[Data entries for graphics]

++++++++++++++++++++

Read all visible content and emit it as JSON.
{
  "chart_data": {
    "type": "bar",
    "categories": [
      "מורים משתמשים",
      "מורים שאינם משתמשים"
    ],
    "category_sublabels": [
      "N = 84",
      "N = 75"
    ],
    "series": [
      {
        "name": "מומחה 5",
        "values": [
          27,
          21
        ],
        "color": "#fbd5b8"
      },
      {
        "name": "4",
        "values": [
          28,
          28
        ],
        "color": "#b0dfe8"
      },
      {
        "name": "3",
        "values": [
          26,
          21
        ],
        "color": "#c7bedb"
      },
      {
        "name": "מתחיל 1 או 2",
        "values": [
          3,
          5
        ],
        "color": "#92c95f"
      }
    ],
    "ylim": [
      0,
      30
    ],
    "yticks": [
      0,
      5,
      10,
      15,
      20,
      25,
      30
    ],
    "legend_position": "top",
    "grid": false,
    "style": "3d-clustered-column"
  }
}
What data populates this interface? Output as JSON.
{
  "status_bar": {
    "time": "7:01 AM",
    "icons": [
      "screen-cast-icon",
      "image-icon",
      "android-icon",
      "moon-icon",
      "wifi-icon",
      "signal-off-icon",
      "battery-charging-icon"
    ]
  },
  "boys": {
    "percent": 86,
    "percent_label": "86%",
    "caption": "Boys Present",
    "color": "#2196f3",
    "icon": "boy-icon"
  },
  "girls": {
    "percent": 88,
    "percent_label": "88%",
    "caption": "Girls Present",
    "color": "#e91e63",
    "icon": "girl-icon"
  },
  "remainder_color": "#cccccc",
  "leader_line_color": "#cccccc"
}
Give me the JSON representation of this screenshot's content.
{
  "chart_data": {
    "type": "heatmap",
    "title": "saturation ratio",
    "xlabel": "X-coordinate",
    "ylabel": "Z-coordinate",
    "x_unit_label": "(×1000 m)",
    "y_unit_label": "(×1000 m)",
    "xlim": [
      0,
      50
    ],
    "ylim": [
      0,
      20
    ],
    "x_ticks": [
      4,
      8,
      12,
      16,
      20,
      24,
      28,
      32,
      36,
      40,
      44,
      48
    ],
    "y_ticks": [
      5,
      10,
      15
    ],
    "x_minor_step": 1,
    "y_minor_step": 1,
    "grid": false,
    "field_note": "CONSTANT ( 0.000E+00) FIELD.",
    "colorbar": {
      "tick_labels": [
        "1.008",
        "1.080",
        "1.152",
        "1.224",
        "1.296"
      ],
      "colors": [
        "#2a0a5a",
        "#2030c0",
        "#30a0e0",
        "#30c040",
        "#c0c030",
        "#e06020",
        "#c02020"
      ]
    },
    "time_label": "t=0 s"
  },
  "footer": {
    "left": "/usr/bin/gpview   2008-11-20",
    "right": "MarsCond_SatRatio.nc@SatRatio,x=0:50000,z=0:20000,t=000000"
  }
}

++++++++++++++++++++

◆ WRITTEN REQUEST:
Repeat the lines above exactly.

◆ REPLY TO THE EXERCISE:
Read all visible content and emit it as JSON.
{
  "chart_data": {
    "type": "bar",
    "categories": [
      "מורים משתמשים",
      "מורים שאינם משתמשים"
    ],
    "category_sublabels": [
      "N = 84",
      "N = 75"
    ],
    "series": [
      {
        "name": "מומחה 5",
        "values": [
          27,
          21
        ],
        "color": "#fbd5b8"
      },
      {
        "name": "4",
        "values": [
          28,
          28
        ],
        "color": "#b0dfe8"
      },
      {
        "name": "3",
        "values": [
          26,
          21
        ],
        "color": "#c7bedb"
      },
      {
        "name": "מתחיל 1 או 2",
        "values": [
          3,
          5
        ],
        "color": "#92c95f"
      }
    ],
    "ylim": [
      0,
      30
    ],
    "yticks": [
      0,
      5,
      10,
      15,
      20,
      25,
      30
    ],
    "legend_position": "top",
    "grid": false,
    "style": "3d-clustered-column"
  }
}
What data populates this interface? Output as JSON.
{
  "status_bar": {
    "time": "7:01 AM",
    "icons": [
      "screen-cast-icon",
      "image-icon",
      "android-icon",
      "moon-icon",
      "wifi-icon",
      "signal-off-icon",
      "battery-charging-icon"
    ]
  },
  "boys": {
    "percent": 86,
    "percent_label": "86%",
    "caption": "Boys Present",
    "color": "#2196f3",
    "icon": "boy-icon"
  },
  "girls": {
    "percent": 88,
    "percent_label": "88%",
    "caption": "Girls Present",
    "color": "#e91e63",
    "icon": "girl-icon"
  },
  "remainder_color": "#cccccc",
  "leader_line_color": "#cccccc"
}
Give me the JSON representation of this screenshot's content.
{
  "chart_data": {
    "type": "heatmap",
    "title": "saturation ratio",
    "xlabel": "X-coordinate",
    "ylabel": "Z-coordinate",
    "x_unit_label": "(×1000 m)",
    "y_unit_label": "(×1000 m)",
    "xlim": [
      0,
      50
    ],
    "ylim": [
      0,
      20
    ],
    "x_ticks": [
      4,
      8,
      12,
      16,
      20,
      24,
      28,
      32,
      36,
      40,
      44,
      48
    ],
    "y_ticks": [
      5,
      10,
      15
    ],
    "x_minor_step": 1,
    "y_minor_step": 1,
    "grid": false,
    "field_note": "CONSTANT ( 0.000E+00) FIELD.",
    "colorbar": {
      "tick_labels": [
        "1.008",
        "1.080",
        "1.152",
        "1.224",
        "1.296"
      ],
      "colors": [
        "#2a0a5a",
        "#2030c0",
        "#30a0e0",
        "#30c040",
        "#c0c030",
        "#e06020",
        "#c02020"
      ]
    },
    "time_label": "t=0 s"
  },
  "footer": {
    "left": "/usr/bin/gpview   2008-11-20",
    "right": "MarsCond_SatRatio.nc@SatRatio,x=0:50000,z=0:20000,t=000000"
  }
}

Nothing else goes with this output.